■ **Work instructions**:
In the article below about Amazon's challenge to the NLRB ruling, how often did Amazon hold captive audience meetings at its Staten Island fulfillment center at one point?

■ **Source text**:
+---+

Amazon asked the 11th Circuit to overturn a National Labor Relations Board decision prohibiting employers from compelling workers to attend meetings where the employer expresses its views on unionization.

(CN)  — Amazon asked an 11th Circuit panel Monday to set aside a landmark decision by the National Labor Relations Board declaring mandatory-attendance captive audience meetings for employees illegal.

A majority of the NLRB in November 2024 found that captive audience meetings, where employees are often urged to reject union representation, violate the National Labor Relations Act. Captive audience meetings break the law because “they have a reasonable tendency to interfere with and coerce employees in the exercise of their Section 7 right to freely decide whether or not to unionize, including the right to decide whether, when and how they will listen to and consider their employer’s views concerning that choice,” the board decided.

The decision unfairly “overrule[s] 75 years of precedent,” an attorney for Amazon told Monday’s three-judge panel. The company has argued the new rule against captive audience meetings is a content-based restriction on employer speech about unionization.

The decision arose from six consolidated labor complaint cases against Amazon out of Staten Island, New York. Workers at Amazon’s Staten Island fulfillment and storage centers accused the company of resorting to union-busting tactics, including holding captive audience meetings, after the Amazon Labor Union organized in April 2021.

At one point, Amazon held captive audience meetings at the fulfillment center every 45 minutes, six days a week.

Arguing on behalf of Amazon, attorney Elbert Lin of Hunton Andrews Kurth said the rule against captive audience meetings “violates both the First Amendment and the National Labor Relations Act.” Lin told the panel the “core of the rule” is an incorrect legal finding that “an employee has a right to be left alone in the workplace.”

“I don’t think [the law] says that. It says it’s a right to refrain from certain activities,” Lin argued. “I think if you were to agree with that, that would erase the essence of what it means to be employed: that in exchange for pay, the employer can direct the employee to be at certain places at certain times and do certain things.”

Amazon has argued in its briefs to the 11th Circuit that mandatory meetings about unionization are merely exercises in persuasion. But NLRB attorney Micah Jost told the three-judge panel the issue is rooted in coercion.

“It’s the order to attend on pain of discharge that interferes with [employees’] range of autonomy,” Jost said.

Jost added neither employers nor unions “can use economic coercion to force employees to participate in their campaign one way or another.”

But the attorney’s argument that it would also be an unfair labor practice for an employer to hold a mandatory meeting where executives expressed support for unionization was met with raised eyebrows.

+---+

■ **Raw data**:
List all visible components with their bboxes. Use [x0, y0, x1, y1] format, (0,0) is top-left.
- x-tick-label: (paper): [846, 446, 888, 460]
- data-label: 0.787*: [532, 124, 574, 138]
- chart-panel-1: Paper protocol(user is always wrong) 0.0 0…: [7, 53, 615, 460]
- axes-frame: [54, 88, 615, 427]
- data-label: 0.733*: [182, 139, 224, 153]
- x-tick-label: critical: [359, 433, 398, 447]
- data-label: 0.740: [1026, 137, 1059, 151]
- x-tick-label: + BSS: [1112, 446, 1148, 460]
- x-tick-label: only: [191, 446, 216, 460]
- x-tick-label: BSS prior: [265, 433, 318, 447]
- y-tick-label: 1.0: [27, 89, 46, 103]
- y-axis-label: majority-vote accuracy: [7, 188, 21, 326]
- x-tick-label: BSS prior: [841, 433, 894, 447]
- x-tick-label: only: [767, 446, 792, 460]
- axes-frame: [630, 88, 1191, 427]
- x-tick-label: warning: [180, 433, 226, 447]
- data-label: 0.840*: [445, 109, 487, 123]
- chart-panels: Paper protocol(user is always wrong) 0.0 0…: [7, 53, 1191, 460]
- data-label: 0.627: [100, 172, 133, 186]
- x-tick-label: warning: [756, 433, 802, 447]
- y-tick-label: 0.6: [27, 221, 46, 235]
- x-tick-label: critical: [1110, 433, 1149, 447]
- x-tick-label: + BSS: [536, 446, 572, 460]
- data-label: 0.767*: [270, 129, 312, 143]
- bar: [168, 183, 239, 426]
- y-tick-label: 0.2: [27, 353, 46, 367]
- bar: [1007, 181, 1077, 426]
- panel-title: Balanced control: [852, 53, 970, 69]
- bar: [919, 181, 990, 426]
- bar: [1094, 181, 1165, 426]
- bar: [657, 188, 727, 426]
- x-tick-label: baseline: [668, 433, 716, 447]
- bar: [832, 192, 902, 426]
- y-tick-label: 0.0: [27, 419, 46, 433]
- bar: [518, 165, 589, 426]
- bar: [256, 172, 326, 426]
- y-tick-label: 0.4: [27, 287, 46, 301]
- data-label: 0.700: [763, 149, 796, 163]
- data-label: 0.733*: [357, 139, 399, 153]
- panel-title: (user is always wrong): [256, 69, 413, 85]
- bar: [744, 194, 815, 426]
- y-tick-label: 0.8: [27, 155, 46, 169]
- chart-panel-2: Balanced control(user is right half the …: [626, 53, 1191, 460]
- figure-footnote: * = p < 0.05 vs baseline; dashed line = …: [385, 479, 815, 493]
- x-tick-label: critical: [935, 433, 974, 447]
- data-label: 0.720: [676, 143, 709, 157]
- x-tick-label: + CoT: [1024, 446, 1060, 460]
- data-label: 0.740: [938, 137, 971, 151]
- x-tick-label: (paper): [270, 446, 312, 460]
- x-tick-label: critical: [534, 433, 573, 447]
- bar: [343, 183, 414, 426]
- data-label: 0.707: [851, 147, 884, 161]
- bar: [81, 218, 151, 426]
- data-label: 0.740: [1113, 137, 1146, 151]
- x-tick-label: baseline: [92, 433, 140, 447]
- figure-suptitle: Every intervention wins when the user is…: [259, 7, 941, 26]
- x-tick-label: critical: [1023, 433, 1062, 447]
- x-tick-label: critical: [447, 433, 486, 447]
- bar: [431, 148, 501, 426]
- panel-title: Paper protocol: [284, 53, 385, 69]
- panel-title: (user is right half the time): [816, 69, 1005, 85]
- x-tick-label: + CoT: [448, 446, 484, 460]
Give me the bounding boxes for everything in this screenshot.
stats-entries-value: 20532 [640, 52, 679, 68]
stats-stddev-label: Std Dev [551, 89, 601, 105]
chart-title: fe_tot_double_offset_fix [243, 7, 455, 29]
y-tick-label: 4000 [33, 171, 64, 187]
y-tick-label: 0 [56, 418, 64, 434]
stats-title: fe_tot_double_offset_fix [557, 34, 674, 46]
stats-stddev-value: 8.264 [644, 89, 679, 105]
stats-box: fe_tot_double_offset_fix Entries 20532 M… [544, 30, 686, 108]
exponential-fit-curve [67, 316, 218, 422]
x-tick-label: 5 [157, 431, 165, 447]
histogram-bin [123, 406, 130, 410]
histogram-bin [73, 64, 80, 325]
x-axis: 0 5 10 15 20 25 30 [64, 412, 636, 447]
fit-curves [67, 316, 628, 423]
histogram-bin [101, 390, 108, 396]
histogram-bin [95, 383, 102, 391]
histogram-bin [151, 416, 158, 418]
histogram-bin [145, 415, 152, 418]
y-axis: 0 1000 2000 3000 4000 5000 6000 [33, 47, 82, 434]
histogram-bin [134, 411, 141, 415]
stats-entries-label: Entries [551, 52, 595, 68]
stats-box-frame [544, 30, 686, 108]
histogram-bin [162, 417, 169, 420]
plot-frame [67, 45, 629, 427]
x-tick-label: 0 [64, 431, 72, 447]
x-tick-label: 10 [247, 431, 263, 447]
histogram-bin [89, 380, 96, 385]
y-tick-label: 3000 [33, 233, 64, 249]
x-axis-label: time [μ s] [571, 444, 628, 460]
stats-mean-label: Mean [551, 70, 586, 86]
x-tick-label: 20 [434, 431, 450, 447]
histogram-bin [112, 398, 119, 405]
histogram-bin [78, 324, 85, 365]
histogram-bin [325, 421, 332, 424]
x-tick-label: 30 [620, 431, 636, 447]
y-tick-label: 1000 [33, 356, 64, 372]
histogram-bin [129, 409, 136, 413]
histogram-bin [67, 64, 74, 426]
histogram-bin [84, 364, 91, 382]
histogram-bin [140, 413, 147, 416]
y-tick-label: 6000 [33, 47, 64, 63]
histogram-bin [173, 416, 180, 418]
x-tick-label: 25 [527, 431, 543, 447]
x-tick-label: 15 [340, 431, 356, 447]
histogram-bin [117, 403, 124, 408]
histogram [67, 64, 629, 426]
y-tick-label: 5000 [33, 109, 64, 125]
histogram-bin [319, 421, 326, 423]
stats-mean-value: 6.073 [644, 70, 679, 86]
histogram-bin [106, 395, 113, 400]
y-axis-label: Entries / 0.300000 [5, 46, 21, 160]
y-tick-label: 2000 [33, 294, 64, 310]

+---+

■ **Answer in full**:
Every 45 minutes, six days a week.